[Saved data entries]
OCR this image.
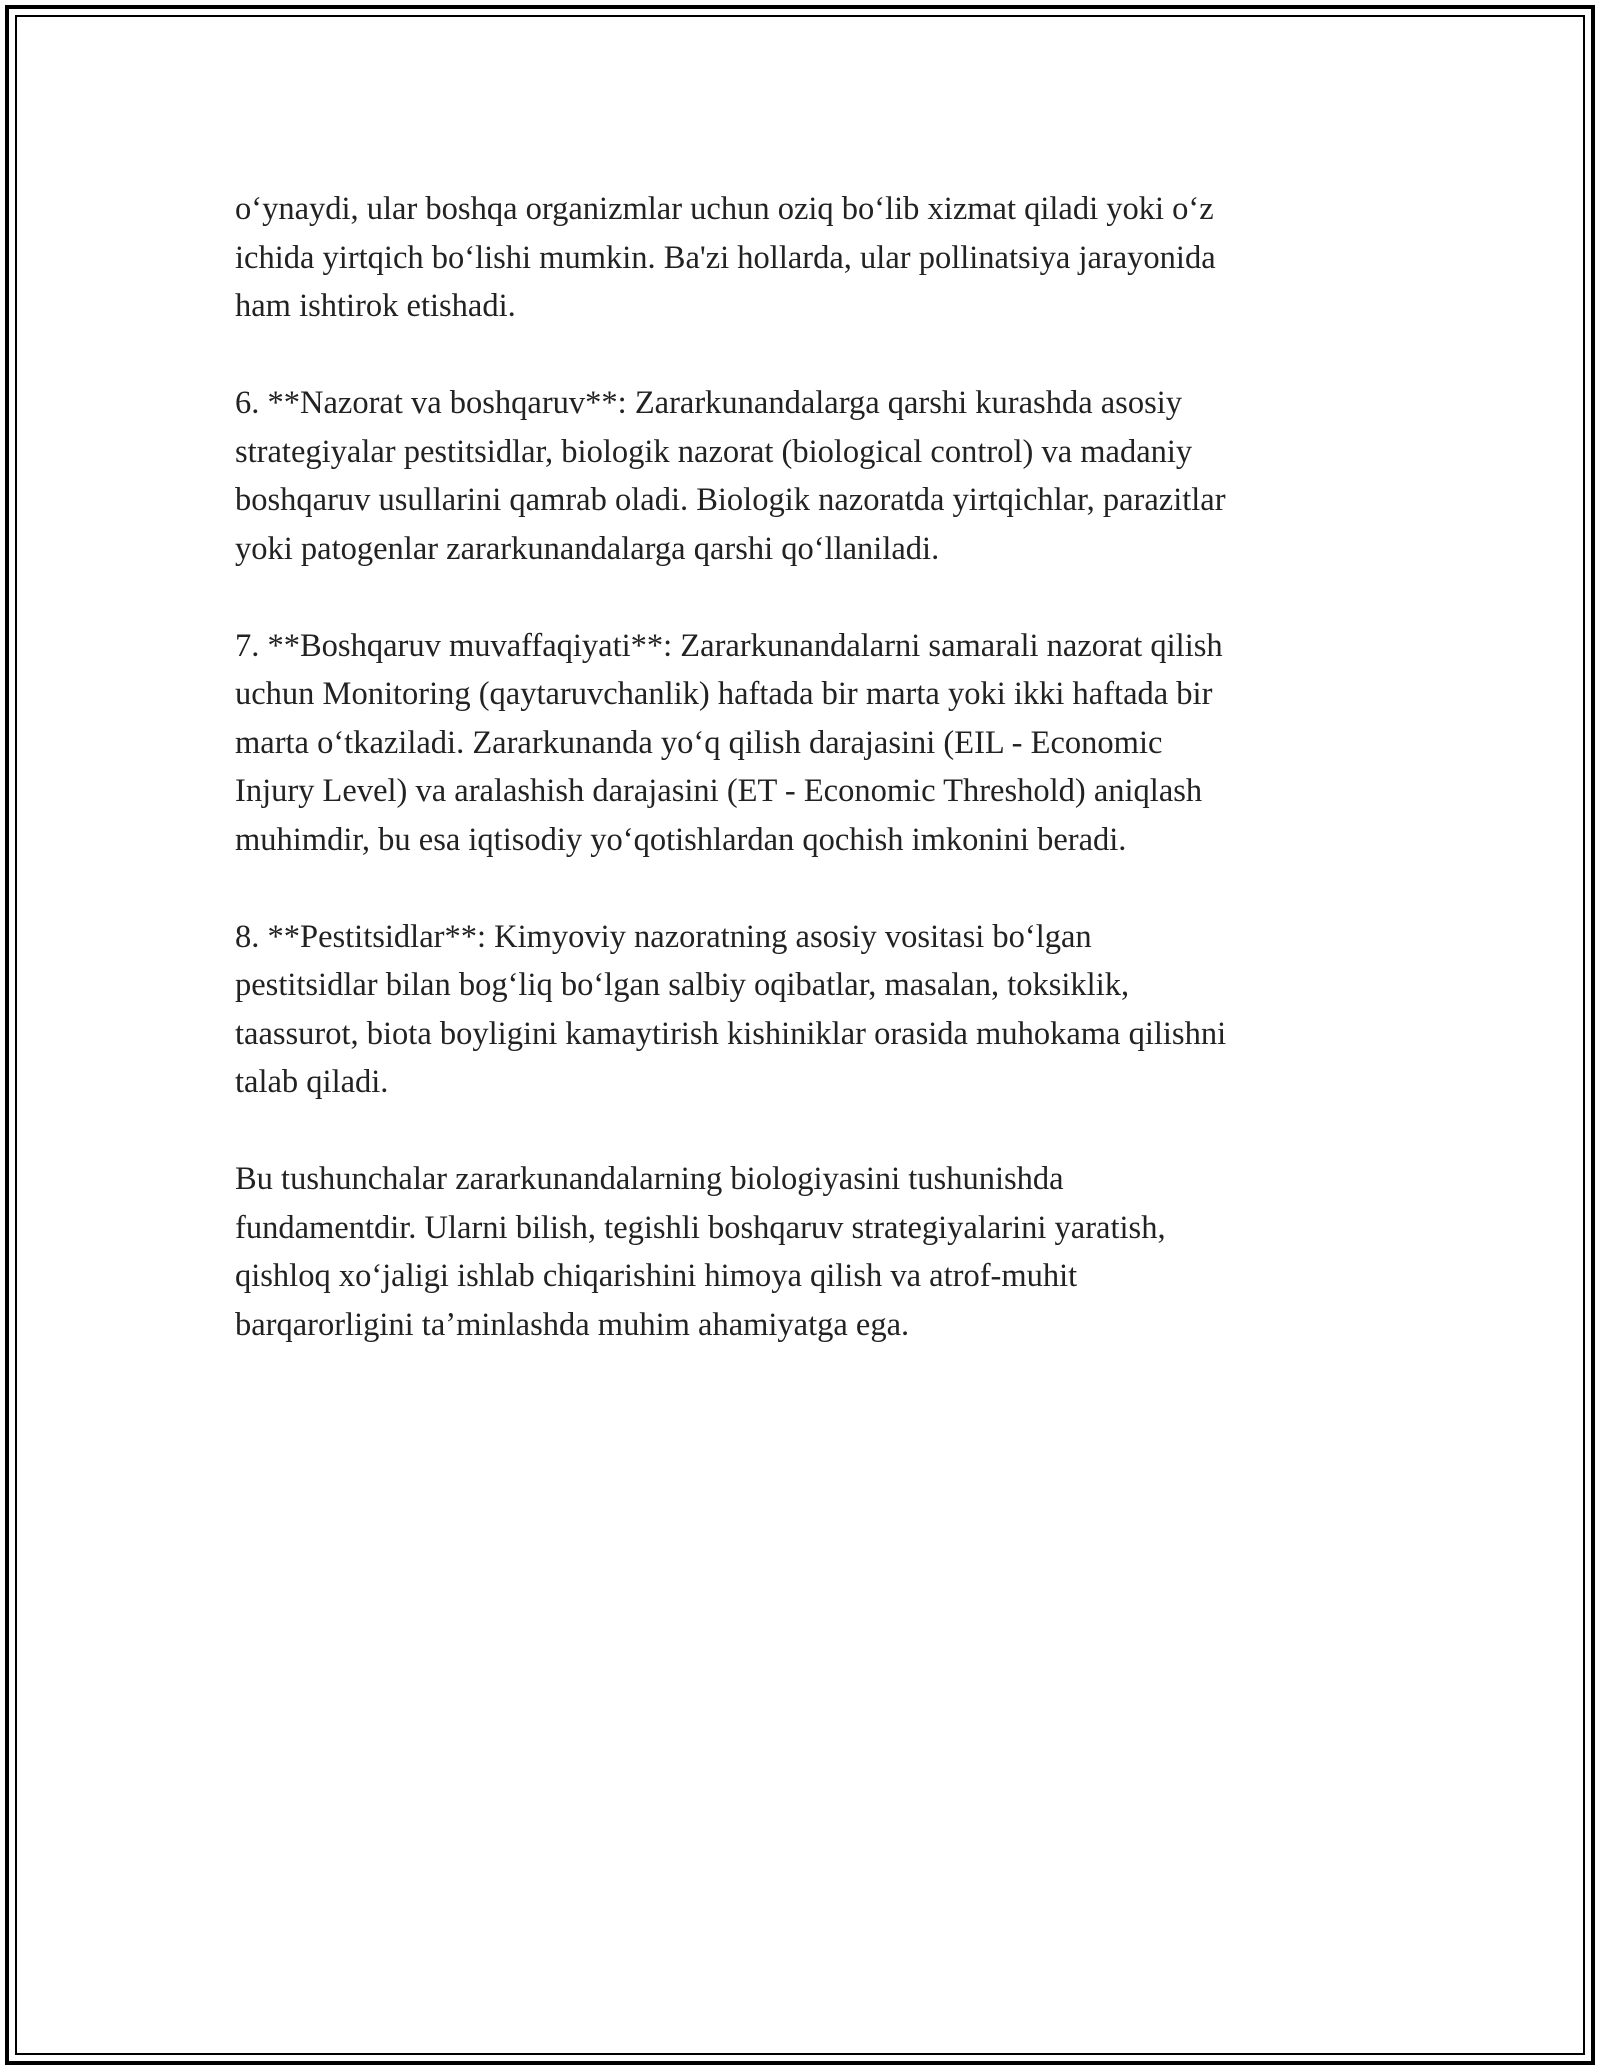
oʻynaydi, ular boshqa organizmlar uchun oziq boʻlib xizmat qiladi yoki oʻz
ichida yirtqich boʻlishi mumkin. Ba'zi hollarda, ular pollinatsiya jarayonida
ham ishtirok etishadi.

6. **Nazorat va boshqaruv**: Zararkunandalarga qarshi kurashda asosiy
strategiyalar pestitsidlar, biologik nazorat (biological control) va madaniy
boshqaruv usullarini qamrab oladi. Biologik nazoratda yirtqichlar, parazitlar
yoki patogenlar zararkunandalarga qarshi qoʻllaniladi.

7. **Boshqaruv muvaffaqiyati**: Zararkunandalarni samarali nazorat qilish
uchun Monitoring (qaytaruvchanlik) haftada bir marta yoki ikki haftada bir
marta oʻtkaziladi. Zararkunanda yoʻq qilish darajasini (EIL - Economic
Injury Level) va aralashish darajasini (ET - Economic Threshold) aniqlash
muhimdir, bu esa iqtisodiy yoʻqotishlardan qochish imkonini beradi.

8. **Pestitsidlar**: Kimyoviy nazoratning asosiy vositasi boʻlgan
pestitsidlar bilan bogʻliq boʻlgan salbiy oqibatlar, masalan, toksiklik,
taassurot, biota boyligini kamaytirish kishiniklar orasida muhokama qilishni
talab qiladi.

Bu tushunchalar zararkunandalarning biologiyasini tushunishda
fundamentdir. Ularni bilish, tegishli boshqaruv strategiyalarini yaratish,
qishloq xoʻjaligi ishlab chiqarishini himoya qilish va atrof-muhit
barqarorligini taʼminlashda muhim ahamiyatga ega.
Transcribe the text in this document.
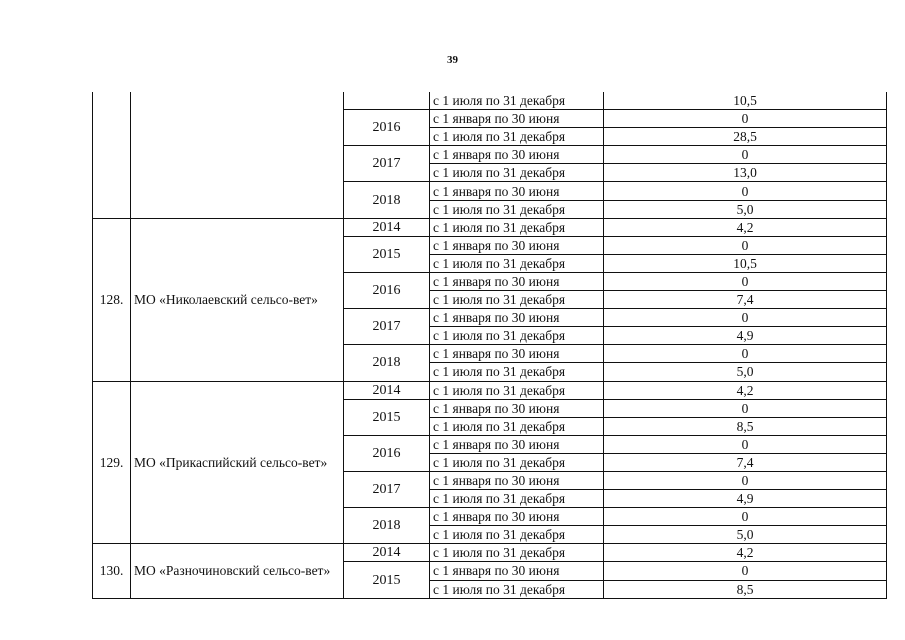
39
			с 1 июля по 31 декабря	10,5
		2016	с 1 января по 30 июня	0
			с 1 июля по 31 декабря	28,5
		2017	с 1 января по 30 июня	0
			с 1 июля по 31 декабря	13,0
		2018	с 1 января по 30 июня	0
			с 1 июля по 31 декабря	5,0
128.	МО «Николаевский сельсо-вет»	2014	с 1 июля по 31 декабря	4,2
		2015	с 1 января по 30 июня	0
			с 1 июля по 31 декабря	10,5
		2016	с 1 января по 30 июня	0
			с 1 июля по 31 декабря	7,4
		2017	с 1 января по 30 июня	0
			с 1 июля по 31 декабря	4,9
		2018	с 1 января по 30 июня	0
			с 1 июля по 31 декабря	5,0
129.	МО «Прикаспийский сельсо-вет»	2014	с 1 июля по 31 декабря	4,2
		2015	с 1 января по 30 июня	0
			с 1 июля по 31 декабря	8,5
		2016	с 1 января по 30 июня	0
			с 1 июля по 31 декабря	7,4
		2017	с 1 января по 30 июня	0
			с 1 июля по 31 декабря	4,9
		2018	с 1 января по 30 июня	0
			с 1 июля по 31 декабря	5,0
130.	МО «Разночиновский сельсо-вет»	2014	с 1 июля по 31 декабря	4,2
		2015	с 1 января по 30 июня	0
			с 1 июля по 31 декабря	8,5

* Exercise brief:
Filter the records above for "qiladi" and copy every matching line.

* Finished answer:
oʻynaydi, ular boshqa organizmlar uchun oziq boʻlib xizmat qiladi yoki oʻz
talab qiladi.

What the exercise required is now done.